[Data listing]
◇ ◇ ◇
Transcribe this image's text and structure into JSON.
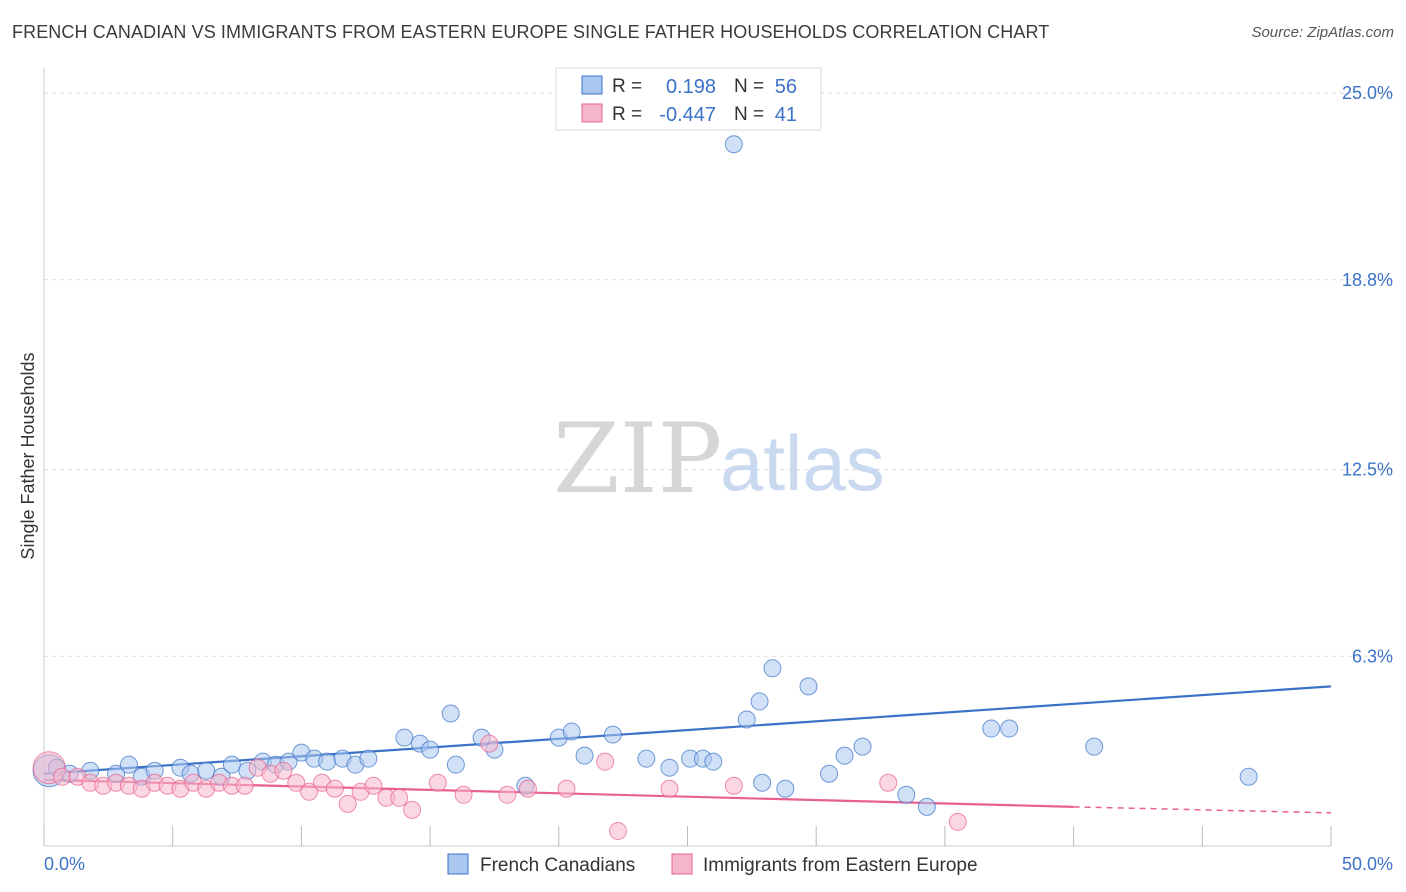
{
  "title": "FRENCH CANADIAN VS IMMIGRANTS FROM EASTERN EUROPE SINGLE FATHER HOUSEHOLDS CORRELATION CHART",
  "source": "Source: ZipAtlas.com",
  "watermark": {
    "zip": "ZIP",
    "atlas": "atlas"
  },
  "colors": {
    "blue": "#3b72c8",
    "blue_fill": "#a9c6ee",
    "pink": "#e8608f",
    "pink_fill": "#f5b6cb",
    "grid": "#dddddd"
  },
  "legend": {
    "r_label": "R =",
    "n_label": "N =",
    "series": [
      {
        "r": "0.198",
        "n": "56"
      },
      {
        "r": "-0.447",
        "n": "41"
      }
    ]
  },
  "chart_data": {
    "type": "scatter",
    "xlabel": "",
    "ylabel": "Single Father Households",
    "xlim": [
      0,
      50
    ],
    "ylim": [
      0,
      25.5
    ],
    "x_tick_labels": [
      "0.0%",
      "50.0%"
    ],
    "y_ticks": [
      6.3,
      12.5,
      18.8,
      25.0
    ],
    "y_tick_labels": [
      "6.3%",
      "12.5%",
      "18.8%",
      "25.0%"
    ],
    "grid": true,
    "series": [
      {
        "name": "French Canadians",
        "color": "#3b72c8",
        "trend": {
          "x": [
            0,
            50
          ],
          "y": [
            2.4,
            5.3
          ]
        },
        "points": [
          [
            0.2,
            2.5
          ],
          [
            0.5,
            2.6
          ],
          [
            1,
            2.4
          ],
          [
            1.8,
            2.5
          ],
          [
            2.8,
            2.4
          ],
          [
            3.3,
            2.7
          ],
          [
            3.8,
            2.3
          ],
          [
            4.3,
            2.5
          ],
          [
            5.3,
            2.6
          ],
          [
            5.7,
            2.4
          ],
          [
            6.3,
            2.5
          ],
          [
            6.9,
            2.3
          ],
          [
            7.3,
            2.7
          ],
          [
            7.9,
            2.5
          ],
          [
            8.5,
            2.8
          ],
          [
            9.0,
            2.7
          ],
          [
            9.5,
            2.8
          ],
          [
            10.0,
            3.1
          ],
          [
            10.5,
            2.9
          ],
          [
            11.0,
            2.8
          ],
          [
            11.6,
            2.9
          ],
          [
            12.1,
            2.7
          ],
          [
            12.6,
            2.9
          ],
          [
            14.0,
            3.6
          ],
          [
            14.6,
            3.4
          ],
          [
            15.0,
            3.2
          ],
          [
            15.8,
            4.4
          ],
          [
            16.0,
            2.7
          ],
          [
            17.0,
            3.6
          ],
          [
            17.5,
            3.2
          ],
          [
            18.7,
            2.0
          ],
          [
            20.0,
            3.6
          ],
          [
            20.5,
            3.8
          ],
          [
            21.0,
            3.0
          ],
          [
            22.1,
            3.7
          ],
          [
            23.4,
            2.9
          ],
          [
            24.3,
            2.6
          ],
          [
            25.1,
            2.9
          ],
          [
            25.6,
            2.9
          ],
          [
            26.0,
            2.8
          ],
          [
            27.3,
            4.2
          ],
          [
            27.8,
            4.8
          ],
          [
            28.3,
            5.9
          ],
          [
            28.8,
            1.9
          ],
          [
            29.7,
            5.3
          ],
          [
            30.5,
            2.4
          ],
          [
            31.1,
            3.0
          ],
          [
            31.8,
            3.3
          ],
          [
            33.5,
            1.7
          ],
          [
            34.3,
            1.3
          ],
          [
            26.8,
            23.3
          ],
          [
            27.9,
            2.1
          ],
          [
            36.8,
            3.9
          ],
          [
            37.5,
            3.9
          ],
          [
            40.8,
            3.3
          ],
          [
            46.8,
            2.3
          ]
        ]
      },
      {
        "name": "Immigrants from Eastern Europe",
        "color": "#e8608f",
        "trend": {
          "x": [
            0,
            40
          ],
          "y": [
            2.2,
            1.3
          ]
        },
        "trend_dashed": {
          "x": [
            40,
            50
          ],
          "y": [
            1.3,
            1.1
          ]
        },
        "points": [
          [
            0.2,
            2.6
          ],
          [
            0.7,
            2.3
          ],
          [
            1.3,
            2.3
          ],
          [
            1.8,
            2.1
          ],
          [
            2.3,
            2.0
          ],
          [
            2.8,
            2.1
          ],
          [
            3.3,
            2.0
          ],
          [
            3.8,
            1.9
          ],
          [
            4.3,
            2.1
          ],
          [
            4.8,
            2.0
          ],
          [
            5.3,
            1.9
          ],
          [
            5.8,
            2.1
          ],
          [
            6.3,
            1.9
          ],
          [
            6.8,
            2.1
          ],
          [
            7.3,
            2.0
          ],
          [
            7.8,
            2.0
          ],
          [
            8.3,
            2.6
          ],
          [
            8.8,
            2.4
          ],
          [
            9.3,
            2.5
          ],
          [
            9.8,
            2.1
          ],
          [
            10.3,
            1.8
          ],
          [
            10.8,
            2.1
          ],
          [
            11.3,
            1.9
          ],
          [
            11.8,
            1.4
          ],
          [
            12.3,
            1.8
          ],
          [
            12.8,
            2.0
          ],
          [
            13.3,
            1.6
          ],
          [
            13.8,
            1.6
          ],
          [
            14.3,
            1.2
          ],
          [
            15.3,
            2.1
          ],
          [
            16.3,
            1.7
          ],
          [
            17.3,
            3.4
          ],
          [
            18.0,
            1.7
          ],
          [
            18.8,
            1.9
          ],
          [
            20.3,
            1.9
          ],
          [
            21.8,
            2.8
          ],
          [
            22.3,
            0.5
          ],
          [
            24.3,
            1.9
          ],
          [
            26.8,
            2.0
          ],
          [
            32.8,
            2.1
          ],
          [
            35.5,
            0.8
          ]
        ]
      }
    ]
  }
}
◇ ◇ ◇
Each line in the records above should be reproduced exactly; images are not copied.

Transcribe this image's text and structure into JSON.
{
  "title": "FRENCH CANADIAN VS IMMIGRANTS FROM EASTERN EUROPE SINGLE FATHER HOUSEHOLDS CORRELATION CHART",
  "source": "Source: ZipAtlas.com",
  "watermark": {
    "zip": "ZIP",
    "atlas": "atlas"
  },
  "colors": {
    "blue": "#3b72c8",
    "blue_fill": "#a9c6ee",
    "pink": "#e8608f",
    "pink_fill": "#f5b6cb",
    "grid": "#dddddd"
  },
  "legend": {
    "r_label": "R =",
    "n_label": "N =",
    "series": [
      {
        "r": "0.198",
        "n": "56"
      },
      {
        "r": "-0.447",
        "n": "41"
      }
    ]
  },
  "chart_data": {
    "type": "scatter",
    "xlabel": "",
    "ylabel": "Single Father Households",
    "xlim": [
      0,
      50
    ],
    "ylim": [
      0,
      25.5
    ],
    "x_tick_labels": [
      "0.0%",
      "50.0%"
    ],
    "y_ticks": [
      6.3,
      12.5,
      18.8,
      25.0
    ],
    "y_tick_labels": [
      "6.3%",
      "12.5%",
      "18.8%",
      "25.0%"
    ],
    "grid": true,
    "series": [
      {
        "name": "French Canadians",
        "color": "#3b72c8",
        "trend": {
          "x": [
            0,
            50
          ],
          "y": [
            2.4,
            5.3
          ]
        },
        "points": [
          [
            0.2,
            2.5
          ],
          [
            0.5,
            2.6
          ],
          [
            1,
            2.4
          ],
          [
            1.8,
            2.5
          ],
          [
            2.8,
            2.4
          ],
          [
            3.3,
            2.7
          ],
          [
            3.8,
            2.3
          ],
          [
            4.3,
            2.5
          ],
          [
            5.3,
            2.6
          ],
          [
            5.7,
            2.4
          ],
          [
            6.3,
            2.5
          ],
          [
            6.9,
            2.3
          ],
          [
            7.3,
            2.7
          ],
          [
            7.9,
            2.5
          ],
          [
            8.5,
            2.8
          ],
          [
            9.0,
            2.7
          ],
          [
            9.5,
            2.8
          ],
          [
            10.0,
            3.1
          ],
          [
            10.5,
            2.9
          ],
          [
            11.0,
            2.8
          ],
          [
            11.6,
            2.9
          ],
          [
            12.1,
            2.7
          ],
          [
            12.6,
            2.9
          ],
          [
            14.0,
            3.6
          ],
          [
            14.6,
            3.4
          ],
          [
            15.0,
            3.2
          ],
          [
            15.8,
            4.4
          ],
          [
            16.0,
            2.7
          ],
          [
            17.0,
            3.6
          ],
          [
            17.5,
            3.2
          ],
          [
            18.7,
            2.0
          ],
          [
            20.0,
            3.6
          ],
          [
            20.5,
            3.8
          ],
          [
            21.0,
            3.0
          ],
          [
            22.1,
            3.7
          ],
          [
            23.4,
            2.9
          ],
          [
            24.3,
            2.6
          ],
          [
            25.1,
            2.9
          ],
          [
            25.6,
            2.9
          ],
          [
            26.0,
            2.8
          ],
          [
            27.3,
            4.2
          ],
          [
            27.8,
            4.8
          ],
          [
            28.3,
            5.9
          ],
          [
            28.8,
            1.9
          ],
          [
            29.7,
            5.3
          ],
          [
            30.5,
            2.4
          ],
          [
            31.1,
            3.0
          ],
          [
            31.8,
            3.3
          ],
          [
            33.5,
            1.7
          ],
          [
            34.3,
            1.3
          ],
          [
            26.8,
            23.3
          ],
          [
            27.9,
            2.1
          ],
          [
            36.8,
            3.9
          ],
          [
            37.5,
            3.9
          ],
          [
            40.8,
            3.3
          ],
          [
            46.8,
            2.3
          ]
        ]
      },
      {
        "name": "Immigrants from Eastern Europe",
        "color": "#e8608f",
        "trend": {
          "x": [
            0,
            40
          ],
          "y": [
            2.2,
            1.3
          ]
        },
        "trend_dashed": {
          "x": [
            40,
            50
          ],
          "y": [
            1.3,
            1.1
          ]
        },
        "points": [
          [
            0.2,
            2.6
          ],
          [
            0.7,
            2.3
          ],
          [
            1.3,
            2.3
          ],
          [
            1.8,
            2.1
          ],
          [
            2.3,
            2.0
          ],
          [
            2.8,
            2.1
          ],
          [
            3.3,
            2.0
          ],
          [
            3.8,
            1.9
          ],
          [
            4.3,
            2.1
          ],
          [
            4.8,
            2.0
          ],
          [
            5.3,
            1.9
          ],
          [
            5.8,
            2.1
          ],
          [
            6.3,
            1.9
          ],
          [
            6.8,
            2.1
          ],
          [
            7.3,
            2.0
          ],
          [
            7.8,
            2.0
          ],
          [
            8.3,
            2.6
          ],
          [
            8.8,
            2.4
          ],
          [
            9.3,
            2.5
          ],
          [
            9.8,
            2.1
          ],
          [
            10.3,
            1.8
          ],
          [
            10.8,
            2.1
          ],
          [
            11.3,
            1.9
          ],
          [
            11.8,
            1.4
          ],
          [
            12.3,
            1.8
          ],
          [
            12.8,
            2.0
          ],
          [
            13.3,
            1.6
          ],
          [
            13.8,
            1.6
          ],
          [
            14.3,
            1.2
          ],
          [
            15.3,
            2.1
          ],
          [
            16.3,
            1.7
          ],
          [
            17.3,
            3.4
          ],
          [
            18.0,
            1.7
          ],
          [
            18.8,
            1.9
          ],
          [
            20.3,
            1.9
          ],
          [
            21.8,
            2.8
          ],
          [
            22.3,
            0.5
          ],
          [
            24.3,
            1.9
          ],
          [
            26.8,
            2.0
          ],
          [
            32.8,
            2.1
          ],
          [
            35.5,
            0.8
          ]
        ]
      }
    ]
  }
}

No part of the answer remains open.